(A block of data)

===============

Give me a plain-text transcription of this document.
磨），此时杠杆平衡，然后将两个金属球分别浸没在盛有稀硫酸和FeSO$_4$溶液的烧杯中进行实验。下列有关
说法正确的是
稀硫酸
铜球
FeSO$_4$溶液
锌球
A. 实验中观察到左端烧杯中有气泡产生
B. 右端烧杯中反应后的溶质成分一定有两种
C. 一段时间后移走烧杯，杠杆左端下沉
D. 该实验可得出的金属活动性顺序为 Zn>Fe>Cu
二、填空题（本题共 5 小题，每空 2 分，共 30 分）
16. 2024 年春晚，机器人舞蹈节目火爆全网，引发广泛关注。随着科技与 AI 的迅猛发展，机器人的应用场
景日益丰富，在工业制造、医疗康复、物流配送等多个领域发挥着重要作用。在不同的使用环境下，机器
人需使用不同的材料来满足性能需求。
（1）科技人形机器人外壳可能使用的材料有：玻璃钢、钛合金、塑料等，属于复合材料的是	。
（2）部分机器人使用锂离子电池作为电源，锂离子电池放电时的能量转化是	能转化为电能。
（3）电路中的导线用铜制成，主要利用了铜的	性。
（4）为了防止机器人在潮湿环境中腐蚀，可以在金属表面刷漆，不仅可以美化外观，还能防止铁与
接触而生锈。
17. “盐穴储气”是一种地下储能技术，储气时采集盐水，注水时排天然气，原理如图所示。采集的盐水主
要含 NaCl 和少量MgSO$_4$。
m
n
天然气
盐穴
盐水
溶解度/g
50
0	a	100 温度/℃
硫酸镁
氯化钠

===============

:: SET PROBLEM ::
Print every line of the records exactly. Omit nothing.

:: THE REPLY ::
Give me a plain-text transcription of this document.
磨），此时杠杆平衡，然后将两个金属球分别浸没在盛有稀硫酸和FeSO$_4$溶液的烧杯中进行实验。下列有关
说法正确的是
稀硫酸
铜球
FeSO$_4$溶液
锌球
A. 实验中观察到左端烧杯中有气泡产生
B. 右端烧杯中反应后的溶质成分一定有两种
C. 一段时间后移走烧杯，杠杆左端下沉
D. 该实验可得出的金属活动性顺序为 Zn>Fe>Cu
二、填空题（本题共 5 小题，每空 2 分，共 30 分）
16. 2024 年春晚，机器人舞蹈节目火爆全网，引发广泛关注。随着科技与 AI 的迅猛发展，机器人的应用场
景日益丰富，在工业制造、医疗康复、物流配送等多个领域发挥着重要作用。在不同的使用环境下，机器
人需使用不同的材料来满足性能需求。
（1）科技人形机器人外壳可能使用的材料有：玻璃钢、钛合金、塑料等，属于复合材料的是	。
（2）部分机器人使用锂离子电池作为电源，锂离子电池放电时的能量转化是	能转化为电能。
（3）电路中的导线用铜制成，主要利用了铜的	性。
（4）为了防止机器人在潮湿环境中腐蚀，可以在金属表面刷漆，不仅可以美化外观，还能防止铁与
接触而生锈。
17. “盐穴储气”是一种地下储能技术，储气时采集盐水，注水时排天然气，原理如图所示。采集的盐水主
要含 NaCl 和少量MgSO$_4$。
m
n
天然气
盐穴
盐水
溶解度/g
50
0	a	100 温度/℃
硫酸镁
氯化钠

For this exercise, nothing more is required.